• REQUIRED TASK:
Set the data down again, exactly as it reads, but without the pictures.

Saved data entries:
>> START
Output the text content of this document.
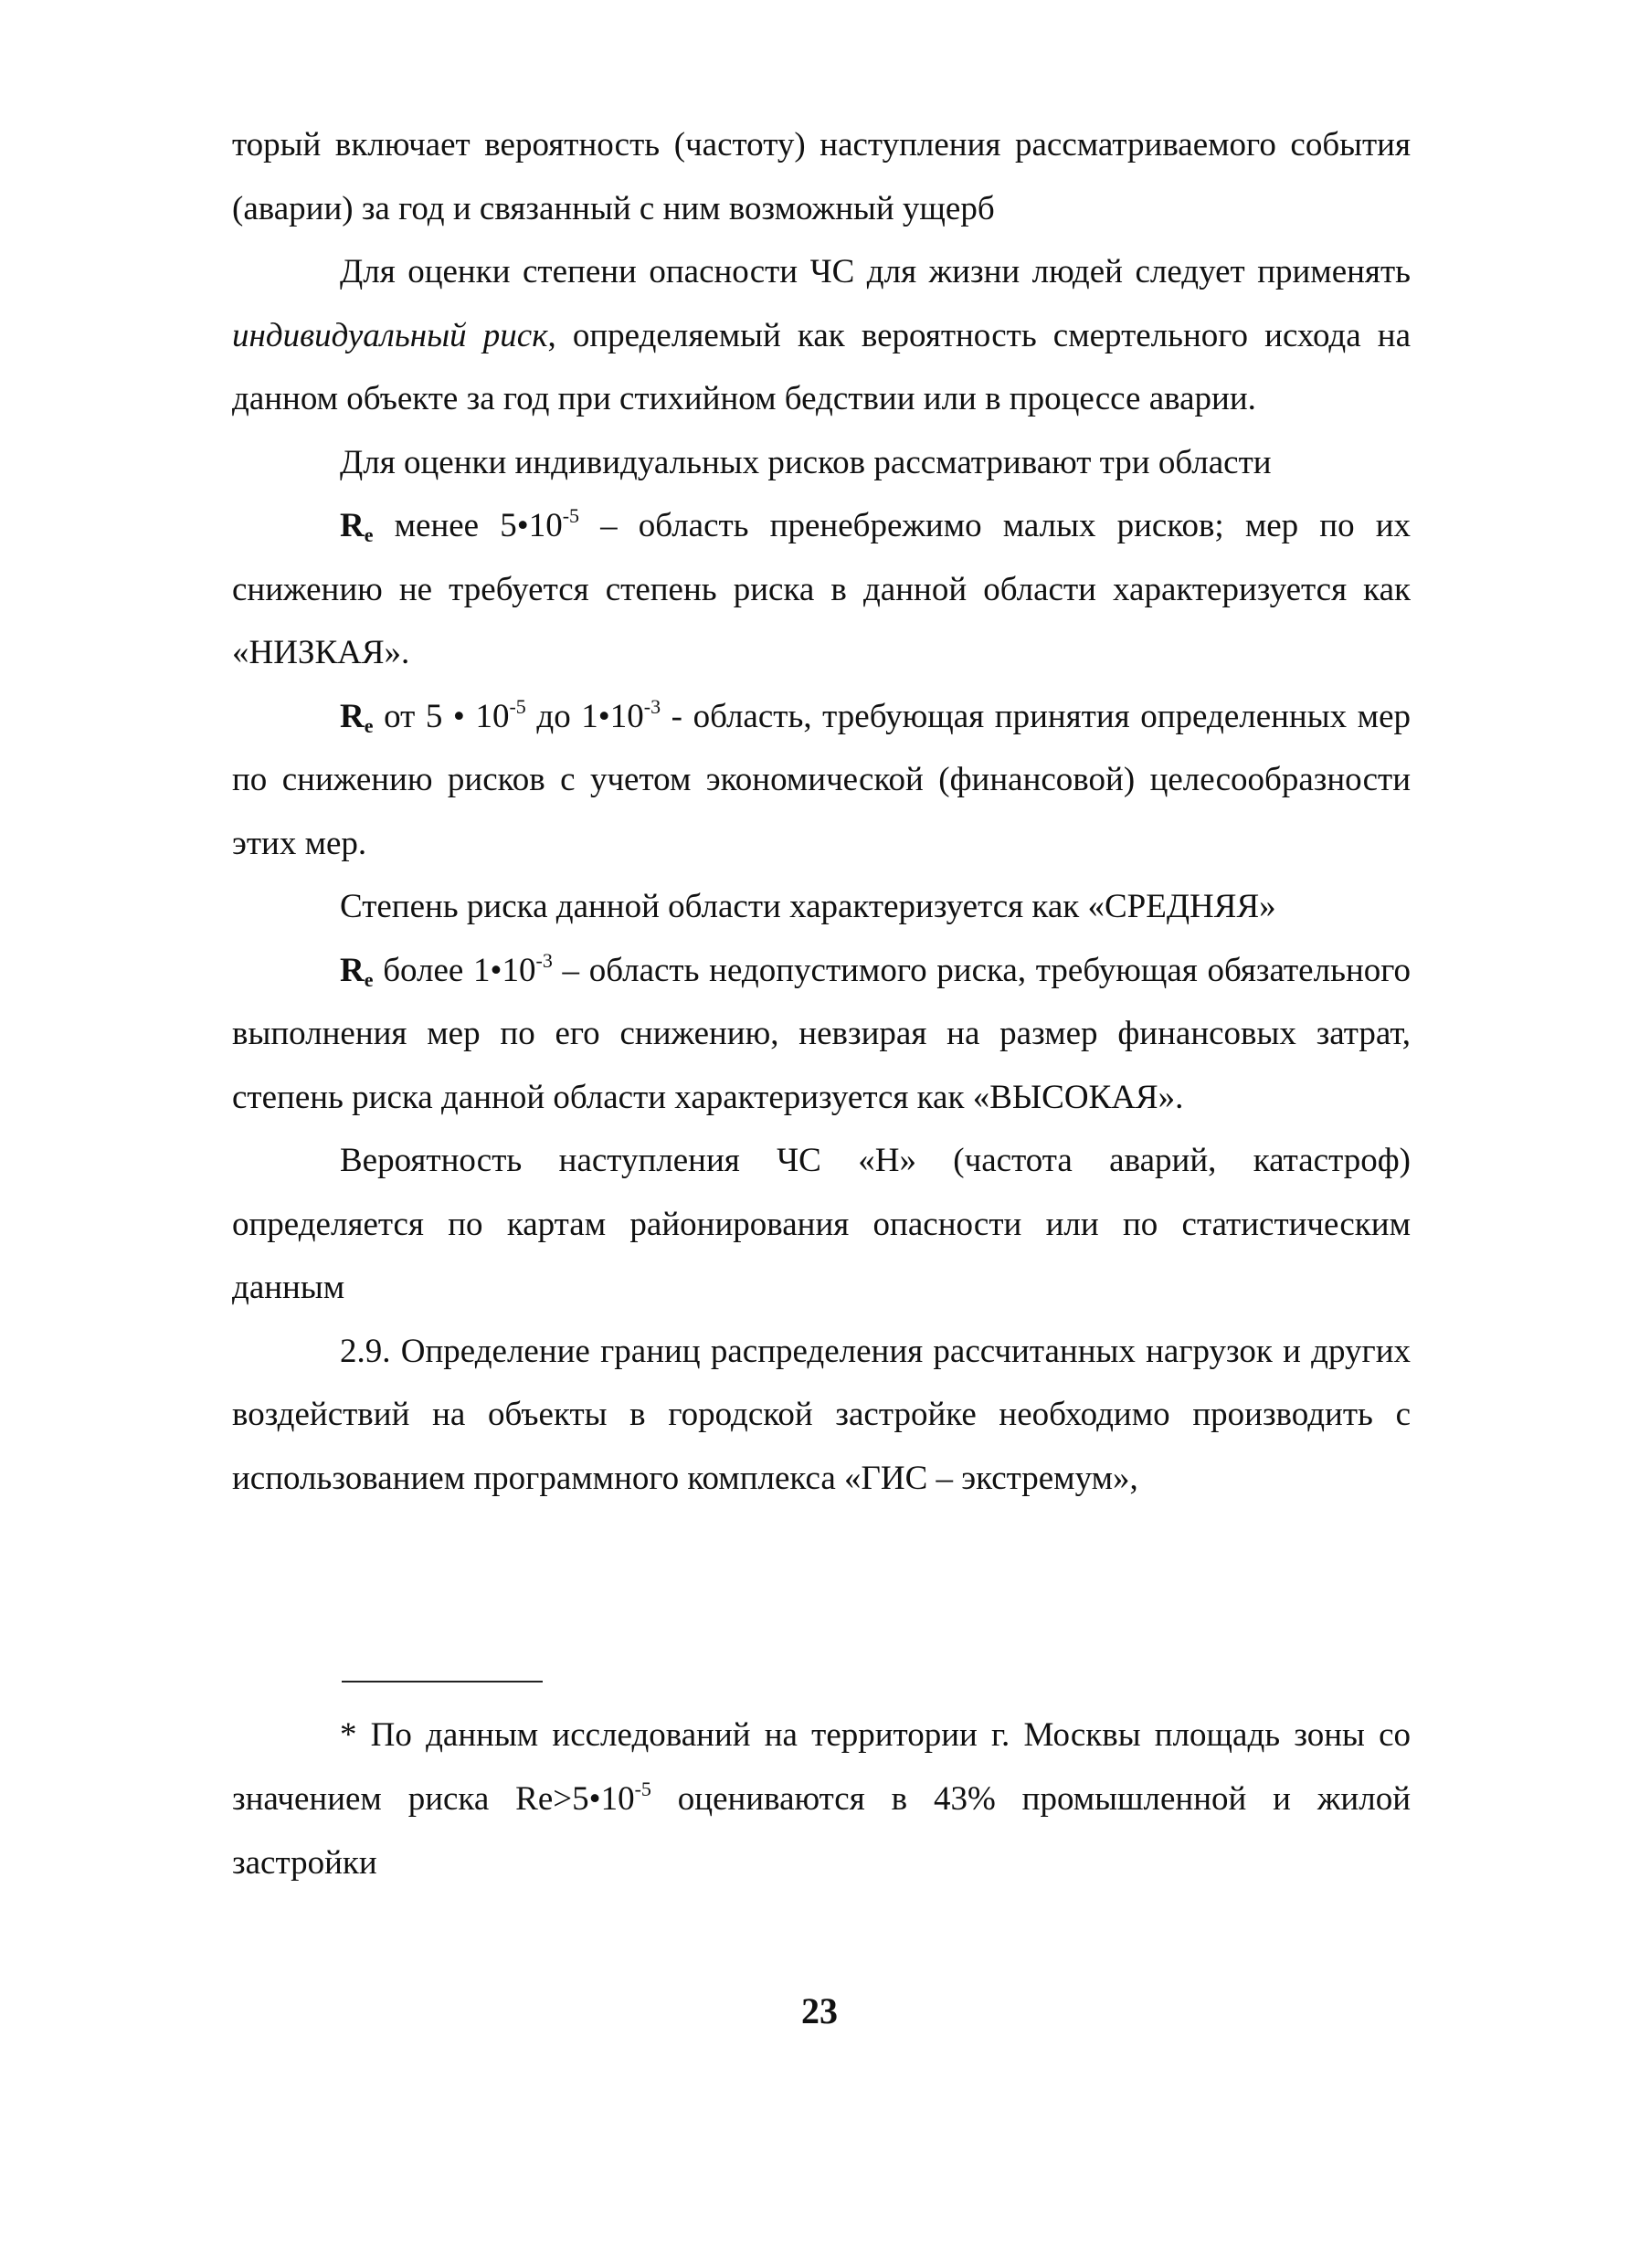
торый включает вероятность (частоту) наступления рассматриваемого события (аварии) за год и связанный с ним возможный ущерб

Для оценки степени опасности ЧС для жизни людей следует применять индивидуальный риск, определяемый как вероятность смертельного исхода на данном объекте за год при стихийном бедствии или в процессе аварии.

Для оценки индивидуальных рисков рассматривают три области

$R_e$ менее $5•10^{-5}$ – область пренебрежимо малых рисков; мер по их снижению не требуется степень риска в данной области характеризуется как «НИЗКАЯ».

$R_e$ от 5 • $10^{-5}$ до $1•10^{-3}$ - область, требующая принятия определенных мер по снижению рисков с учетом экономической (финансовой) целесообразности этих мер.

Степень риска данной области характеризуется как «СРЕДНЯЯ»

$R_e$ более $1•10^{-3}$ – область недопустимого риска, требующая обязательного выполнения мер по его снижению, невзирая на размер финансовых затрат, степень риска данной области характеризуется как «ВЫСОКАЯ».

Вероятность наступления ЧС «Н» (частота аварий, катастроф) определяется по картам районирования опасности или по статистическим данным

2.9. Определение границ распределения рассчитанных нагрузок и других воздействий на объекты в городской застройке необходимо производить с использованием программного комплекса «ГИС – экстремум»,

* По данным исследований на территории г. Москвы площадь зоны со значением риска $Re>5•10^{-5}$ оцениваются в 43% промышленной и жилой застройки

23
>> END
• SOLUTION:
Output the text content of this document.
торый включает вероятность (частоту) наступления рассматриваемого события (аварии) за год и связанный с ним возможный ущерб

Для оценки степени опасности ЧС для жизни людей следует применять индивидуальный риск, определяемый как вероятность смертельного исхода на данном объекте за год при стихийном бедствии или в процессе аварии.

Для оценки индивидуальных рисков рассматривают три области

$R_e$ менее $5•10^{-5}$ – область пренебрежимо малых рисков; мер по их снижению не требуется степень риска в данной области характеризуется как «НИЗКАЯ».

$R_e$ от 5 • $10^{-5}$ до $1•10^{-3}$ - область, требующая принятия определенных мер по снижению рисков с учетом экономической (финансовой) целесообразности этих мер.

Степень риска данной области характеризуется как «СРЕДНЯЯ»

$R_e$ более $1•10^{-3}$ – область недопустимого риска, требующая обязательного выполнения мер по его снижению, невзирая на размер финансовых затрат, степень риска данной области характеризуется как «ВЫСОКАЯ».

Вероятность наступления ЧС «Н» (частота аварий, катастроф) определяется по картам районирования опасности или по статистическим данным

2.9. Определение границ распределения рассчитанных нагрузок и других воздействий на объекты в городской застройке необходимо производить с использованием программного комплекса «ГИС – экстремум»,

* По данным исследований на территории г. Москвы площадь зоны со значением риска $Re>5•10^{-5}$ оцениваются в 43% промышленной и жилой застройки

23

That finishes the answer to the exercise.